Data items
------------------------------------------------
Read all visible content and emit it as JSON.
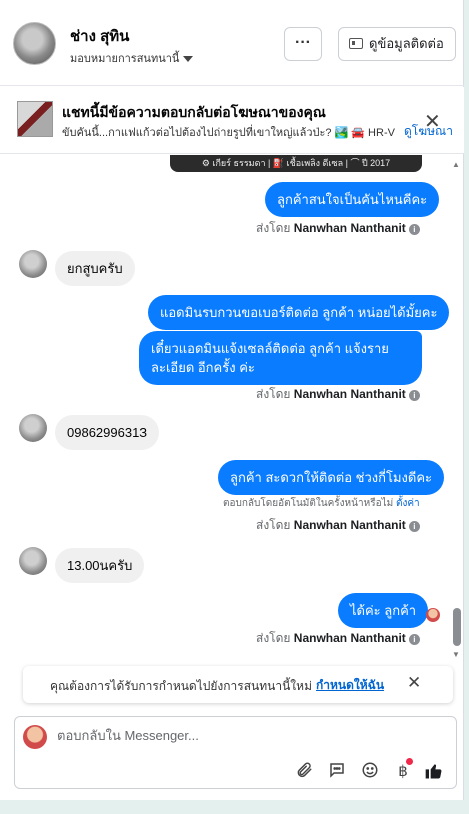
{
  "header": {
    "name": "ช่าง สุทิน",
    "subtitle": "มอบหมายการสนทนานี้",
    "more_label": "···",
    "contact_label": "ดูข้อมูลติดต่อ"
  },
  "ad_banner": {
    "title": "แชทนี้มีข้อความตอบกลับต่อโฆษณาของคุณ",
    "text": "ขับคันนี้...กาแฟแก้วต่อไปต้องไปถ่ายรูปที่เขาใหญ่แล้วป่ะ? 🏞️ 🚘 HR-V 1....",
    "link": "ดูโฆษณา",
    "close": "✕"
  },
  "car_strip": "⚙ เกียร์ ธรรมดา  |  ⛽ เชื้อเพลิง ดีเซล  |  ⌒ ปี 2017",
  "messages": [
    {
      "text": "ลูกค้าสนใจเป็นคันไหนคีคะ"
    },
    {
      "text": "ยกสูบครับ"
    },
    {
      "text": "แอดมินรบกวนขอเบอร์ติดต่อ ลูกค้า หน่อยได้มั้ยคะ"
    },
    {
      "text": "เดี๋ยวแอดมินแจ้งเซลล์ติดต่อ ลูกค้า แจ้งรายละเอียด อีกครั้ง ค่ะ"
    },
    {
      "text": "0986299631З"
    },
    {
      "text": "ลูกค้า สะดวกให้ติดต่อ ช่วงกี่โมงดีคะ"
    },
    {
      "text": "13.00นครับ"
    },
    {
      "text": "ได้ค่ะ ลูกค้า"
    }
  ],
  "sent_by": {
    "prefix": "ส่งโดย",
    "name": "Nanwhan Nanthanit",
    "info_icon": "i"
  },
  "auto_note": {
    "text": "ตอบกลับโดยอัตโนมัติในครั้งหน้าหรือไม่",
    "link": "ตั้งค่า"
  },
  "reminder": {
    "text": "คุณต้องการได้รับการกำหนดไปยังการสนทนานี้ใหม่",
    "link": "กำหนดให้ฉัน",
    "close": "✕"
  },
  "reply": {
    "placeholder": "ตอบกลับใน Messenger..."
  },
  "icons": {
    "attach": "paperclip-icon",
    "saved_replies": "chat-bubble-icon",
    "emoji": "emoji-icon",
    "payment": "baht-icon",
    "like": "thumbs-up-icon"
  },
  "colors": {
    "outgoing_bubble": "#0a7cff",
    "incoming_bubble": "#f0f0f0",
    "link": "#0064d1"
  }
}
------------------------------------------------
### TASK BRIEF:
Take the records above and transcribe them exactly, dropping every picture.

### ANSWER TO THIS TASK:
Read all visible content and emit it as JSON.
{
  "header": {
    "name": "ช่าง สุทิน",
    "subtitle": "มอบหมายการสนทนานี้",
    "more_label": "···",
    "contact_label": "ดูข้อมูลติดต่อ"
  },
  "ad_banner": {
    "title": "แชทนี้มีข้อความตอบกลับต่อโฆษณาของคุณ",
    "text": "ขับคันนี้...กาแฟแก้วต่อไปต้องไปถ่ายรูปที่เขาใหญ่แล้วป่ะ? 🏞️ 🚘 HR-V 1....",
    "link": "ดูโฆษณา",
    "close": "✕"
  },
  "car_strip": "⚙ เกียร์ ธรรมดา  |  ⛽ เชื้อเพลิง ดีเซล  |  ⌒ ปี 2017",
  "messages": [
    {
      "text": "ลูกค้าสนใจเป็นคันไหนคีคะ"
    },
    {
      "text": "ยกสูบครับ"
    },
    {
      "text": "แอดมินรบกวนขอเบอร์ติดต่อ ลูกค้า หน่อยได้มั้ยคะ"
    },
    {
      "text": "เดี๋ยวแอดมินแจ้งเซลล์ติดต่อ ลูกค้า แจ้งรายละเอียด อีกครั้ง ค่ะ"
    },
    {
      "text": "0986299631З"
    },
    {
      "text": "ลูกค้า สะดวกให้ติดต่อ ช่วงกี่โมงดีคะ"
    },
    {
      "text": "13.00นครับ"
    },
    {
      "text": "ได้ค่ะ ลูกค้า"
    }
  ],
  "sent_by": {
    "prefix": "ส่งโดย",
    "name": "Nanwhan Nanthanit",
    "info_icon": "i"
  },
  "auto_note": {
    "text": "ตอบกลับโดยอัตโนมัติในครั้งหน้าหรือไม่",
    "link": "ตั้งค่า"
  },
  "reminder": {
    "text": "คุณต้องการได้รับการกำหนดไปยังการสนทนานี้ใหม่",
    "link": "กำหนดให้ฉัน",
    "close": "✕"
  },
  "reply": {
    "placeholder": "ตอบกลับใน Messenger..."
  },
  "icons": {
    "attach": "paperclip-icon",
    "saved_replies": "chat-bubble-icon",
    "emoji": "emoji-icon",
    "payment": "baht-icon",
    "like": "thumbs-up-icon"
  },
  "colors": {
    "outgoing_bubble": "#0a7cff",
    "incoming_bubble": "#f0f0f0",
    "link": "#0064d1"
  }
}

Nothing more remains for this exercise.